#### PASSAGE FOR REVIEW
The Washington Post Co. and NBC News yesterday announced a wide-ranging alliance in which they will share news stories, create a joint Web site with Newsweek, and use both network and local television to promote the work of Post and Newsweek reporters.

MSNBC.com, the Internet arm of the three-year-old cable network, will become the home base on the World Wide Web for Newsweek, a PostCo. subsidiary, creating Newsweek.MSNBC.com early next year. Washingtonpost.com, meanwhile, will provide a limited number of stories to the MSNBC site each day while using certain stories and video clips from NBC. Post readers will see no immediate change in the newspaper.

Both sides say they will maintain editorial independence. But media analysts said the thicket of joint ventures and cross-promotion raises questions about potential conflicts of interest. They noted that The Post Co. is now in business with a network that is owned by General Electric Co. and partners with Microsoft Corp., both major companies covered by The Post and Newsweek.

"We're going to continue to cover them the same way we always have," Post Executive Editor Leonard Downie Jr. said of NBC, GE and Microsoft. "This will not change or color our coverage. I know it will be more difficult for readers to see it that way because we have a relationship with them."
########
#### DATASET EXCERPTS
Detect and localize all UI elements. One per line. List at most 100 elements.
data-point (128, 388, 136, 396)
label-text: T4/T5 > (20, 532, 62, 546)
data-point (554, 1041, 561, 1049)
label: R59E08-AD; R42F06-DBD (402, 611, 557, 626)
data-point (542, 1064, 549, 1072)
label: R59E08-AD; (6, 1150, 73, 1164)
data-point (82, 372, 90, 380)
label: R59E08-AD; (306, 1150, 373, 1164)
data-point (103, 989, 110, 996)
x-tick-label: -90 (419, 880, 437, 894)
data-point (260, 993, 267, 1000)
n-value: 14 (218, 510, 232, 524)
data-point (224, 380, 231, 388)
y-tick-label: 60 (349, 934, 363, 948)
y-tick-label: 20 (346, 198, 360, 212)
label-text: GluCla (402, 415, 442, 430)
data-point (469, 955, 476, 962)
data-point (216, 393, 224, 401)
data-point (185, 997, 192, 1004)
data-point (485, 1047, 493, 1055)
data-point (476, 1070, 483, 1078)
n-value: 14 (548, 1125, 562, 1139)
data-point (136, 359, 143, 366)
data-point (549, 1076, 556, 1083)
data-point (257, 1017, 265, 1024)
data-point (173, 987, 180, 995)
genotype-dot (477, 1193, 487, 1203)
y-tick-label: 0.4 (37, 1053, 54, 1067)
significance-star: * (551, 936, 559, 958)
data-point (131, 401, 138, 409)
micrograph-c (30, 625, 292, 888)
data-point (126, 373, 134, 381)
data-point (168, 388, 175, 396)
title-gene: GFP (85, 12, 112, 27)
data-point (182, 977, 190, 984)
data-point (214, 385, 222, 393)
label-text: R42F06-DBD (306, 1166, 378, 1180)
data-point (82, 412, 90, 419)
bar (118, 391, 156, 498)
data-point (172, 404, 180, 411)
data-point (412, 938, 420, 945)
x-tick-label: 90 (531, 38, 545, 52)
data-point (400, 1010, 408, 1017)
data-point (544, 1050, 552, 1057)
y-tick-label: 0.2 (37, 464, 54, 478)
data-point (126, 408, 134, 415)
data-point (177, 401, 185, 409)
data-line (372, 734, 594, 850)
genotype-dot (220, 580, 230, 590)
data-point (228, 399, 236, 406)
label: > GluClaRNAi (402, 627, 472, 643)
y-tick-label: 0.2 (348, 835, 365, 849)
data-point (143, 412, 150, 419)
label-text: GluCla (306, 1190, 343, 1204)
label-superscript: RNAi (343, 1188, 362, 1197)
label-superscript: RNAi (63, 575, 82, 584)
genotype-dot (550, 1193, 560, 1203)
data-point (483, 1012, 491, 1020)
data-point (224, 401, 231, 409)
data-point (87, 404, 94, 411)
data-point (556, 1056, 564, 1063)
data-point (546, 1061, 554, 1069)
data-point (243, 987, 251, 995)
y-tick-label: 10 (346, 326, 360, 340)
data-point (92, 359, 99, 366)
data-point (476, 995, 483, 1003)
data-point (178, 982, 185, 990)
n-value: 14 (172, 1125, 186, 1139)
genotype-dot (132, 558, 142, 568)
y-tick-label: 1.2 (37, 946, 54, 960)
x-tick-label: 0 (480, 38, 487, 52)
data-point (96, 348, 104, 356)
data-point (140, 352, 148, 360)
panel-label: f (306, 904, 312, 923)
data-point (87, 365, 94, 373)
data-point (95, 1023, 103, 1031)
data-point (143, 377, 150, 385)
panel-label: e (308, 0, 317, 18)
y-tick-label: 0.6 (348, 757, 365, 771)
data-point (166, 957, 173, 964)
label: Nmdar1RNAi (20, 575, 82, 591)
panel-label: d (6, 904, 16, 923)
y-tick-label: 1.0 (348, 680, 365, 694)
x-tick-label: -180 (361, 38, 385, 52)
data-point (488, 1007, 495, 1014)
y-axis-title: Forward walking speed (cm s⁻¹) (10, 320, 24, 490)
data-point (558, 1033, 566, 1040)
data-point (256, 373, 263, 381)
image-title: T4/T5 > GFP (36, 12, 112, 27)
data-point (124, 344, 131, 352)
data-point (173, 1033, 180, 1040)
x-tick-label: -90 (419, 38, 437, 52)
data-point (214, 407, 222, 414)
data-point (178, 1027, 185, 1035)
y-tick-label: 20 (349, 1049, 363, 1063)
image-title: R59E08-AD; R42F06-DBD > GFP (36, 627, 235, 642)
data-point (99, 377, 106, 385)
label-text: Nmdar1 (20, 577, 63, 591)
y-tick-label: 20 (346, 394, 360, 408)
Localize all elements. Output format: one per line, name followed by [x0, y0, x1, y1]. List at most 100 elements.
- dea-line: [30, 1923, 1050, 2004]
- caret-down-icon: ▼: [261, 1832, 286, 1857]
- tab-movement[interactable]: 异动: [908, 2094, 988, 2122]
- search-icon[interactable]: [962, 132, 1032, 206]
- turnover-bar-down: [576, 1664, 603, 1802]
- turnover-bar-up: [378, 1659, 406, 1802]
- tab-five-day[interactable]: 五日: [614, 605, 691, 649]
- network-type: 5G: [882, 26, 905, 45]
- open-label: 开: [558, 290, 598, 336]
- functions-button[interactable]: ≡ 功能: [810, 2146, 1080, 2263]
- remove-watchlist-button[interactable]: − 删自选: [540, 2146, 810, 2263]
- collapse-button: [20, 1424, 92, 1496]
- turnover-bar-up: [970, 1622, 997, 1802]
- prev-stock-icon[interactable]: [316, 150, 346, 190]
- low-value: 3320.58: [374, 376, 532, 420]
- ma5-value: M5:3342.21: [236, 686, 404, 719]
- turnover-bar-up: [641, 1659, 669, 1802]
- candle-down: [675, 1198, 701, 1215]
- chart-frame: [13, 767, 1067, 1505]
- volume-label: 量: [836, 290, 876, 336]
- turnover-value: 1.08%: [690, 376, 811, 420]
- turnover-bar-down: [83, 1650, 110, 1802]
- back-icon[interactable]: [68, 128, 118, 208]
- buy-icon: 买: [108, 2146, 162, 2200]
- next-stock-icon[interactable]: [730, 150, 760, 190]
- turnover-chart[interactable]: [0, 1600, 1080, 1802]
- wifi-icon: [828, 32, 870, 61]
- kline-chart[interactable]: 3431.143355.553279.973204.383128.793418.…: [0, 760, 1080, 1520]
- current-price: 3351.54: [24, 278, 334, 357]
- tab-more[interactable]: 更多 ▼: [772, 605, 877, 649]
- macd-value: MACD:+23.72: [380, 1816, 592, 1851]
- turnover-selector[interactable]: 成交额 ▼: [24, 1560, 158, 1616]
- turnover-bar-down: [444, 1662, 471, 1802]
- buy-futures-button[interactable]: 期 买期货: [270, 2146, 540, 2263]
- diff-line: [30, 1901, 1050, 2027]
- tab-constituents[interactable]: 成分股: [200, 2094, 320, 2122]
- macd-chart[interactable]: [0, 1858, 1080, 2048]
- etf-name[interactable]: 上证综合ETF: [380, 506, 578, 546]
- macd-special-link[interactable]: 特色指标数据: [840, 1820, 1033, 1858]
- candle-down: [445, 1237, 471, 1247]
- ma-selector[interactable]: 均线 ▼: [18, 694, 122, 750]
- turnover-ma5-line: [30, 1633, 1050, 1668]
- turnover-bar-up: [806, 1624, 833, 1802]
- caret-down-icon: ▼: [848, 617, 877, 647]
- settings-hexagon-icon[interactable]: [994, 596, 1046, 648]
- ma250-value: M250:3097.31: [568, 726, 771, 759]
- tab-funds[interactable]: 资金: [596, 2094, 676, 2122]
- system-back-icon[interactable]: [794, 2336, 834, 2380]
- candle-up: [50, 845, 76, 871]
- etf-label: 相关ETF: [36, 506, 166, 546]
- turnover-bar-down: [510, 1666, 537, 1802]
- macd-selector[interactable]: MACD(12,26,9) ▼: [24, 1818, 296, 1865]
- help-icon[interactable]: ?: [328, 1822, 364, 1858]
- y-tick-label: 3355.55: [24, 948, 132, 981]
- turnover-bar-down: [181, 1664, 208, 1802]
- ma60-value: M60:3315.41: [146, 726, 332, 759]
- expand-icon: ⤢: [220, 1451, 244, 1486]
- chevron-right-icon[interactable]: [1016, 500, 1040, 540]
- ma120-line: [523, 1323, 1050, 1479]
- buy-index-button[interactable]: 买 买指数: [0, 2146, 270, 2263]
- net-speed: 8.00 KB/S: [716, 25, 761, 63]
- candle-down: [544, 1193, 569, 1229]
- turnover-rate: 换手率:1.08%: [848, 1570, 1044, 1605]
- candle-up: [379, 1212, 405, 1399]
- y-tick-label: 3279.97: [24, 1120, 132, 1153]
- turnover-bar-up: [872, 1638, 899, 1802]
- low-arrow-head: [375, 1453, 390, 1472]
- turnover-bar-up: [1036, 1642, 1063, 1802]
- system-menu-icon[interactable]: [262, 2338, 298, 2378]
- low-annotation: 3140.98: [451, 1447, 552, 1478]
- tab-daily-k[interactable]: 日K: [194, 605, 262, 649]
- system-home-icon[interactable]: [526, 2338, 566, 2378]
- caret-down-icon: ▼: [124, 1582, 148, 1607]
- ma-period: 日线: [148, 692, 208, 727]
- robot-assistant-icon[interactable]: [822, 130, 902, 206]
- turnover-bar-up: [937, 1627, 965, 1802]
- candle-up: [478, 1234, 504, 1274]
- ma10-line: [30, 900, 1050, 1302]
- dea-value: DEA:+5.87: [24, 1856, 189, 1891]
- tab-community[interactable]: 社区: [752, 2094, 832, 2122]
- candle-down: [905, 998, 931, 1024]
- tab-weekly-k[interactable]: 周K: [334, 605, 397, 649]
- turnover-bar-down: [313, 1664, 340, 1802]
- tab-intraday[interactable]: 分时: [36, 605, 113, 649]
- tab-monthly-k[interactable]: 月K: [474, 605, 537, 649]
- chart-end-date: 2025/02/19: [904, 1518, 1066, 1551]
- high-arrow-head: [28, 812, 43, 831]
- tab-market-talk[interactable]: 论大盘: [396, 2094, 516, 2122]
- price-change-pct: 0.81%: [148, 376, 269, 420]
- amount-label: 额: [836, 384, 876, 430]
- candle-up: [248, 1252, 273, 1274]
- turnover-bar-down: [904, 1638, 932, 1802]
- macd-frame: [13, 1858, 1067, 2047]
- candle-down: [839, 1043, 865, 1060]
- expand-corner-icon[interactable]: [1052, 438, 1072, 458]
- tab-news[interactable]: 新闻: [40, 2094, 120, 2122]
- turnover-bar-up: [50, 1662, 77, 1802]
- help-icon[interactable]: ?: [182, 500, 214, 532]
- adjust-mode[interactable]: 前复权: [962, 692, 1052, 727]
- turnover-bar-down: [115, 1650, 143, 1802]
########
USING THE INFORMATION
1. Print the passage of the article on the Post–NBC alliance from "MSNBC.com, the Internet" up to and including "in the newspaper.".
2. Name every website address that appears in the article on the Post–NBC alliance.
Rely only on the news article about the Post–NBC alliance, not on the listing.

SOLUTION SET
1.
MSNBC.com, the Internet arm of the three-year-old cable network, will become the home base on the World Wide Web for Newsweek, a PostCo. subsidiary, creating Newsweek.MSNBC.com early next year. Washingtonpost.com, meanwhile, will provide a limited number of stories to the MSNBC site each day while using certain stories and video clips from NBC. Post readers will see no immediate change in the newspaper.

2. MSNBC.com, Newsweek.MSNBC.com, Washingtonpost.com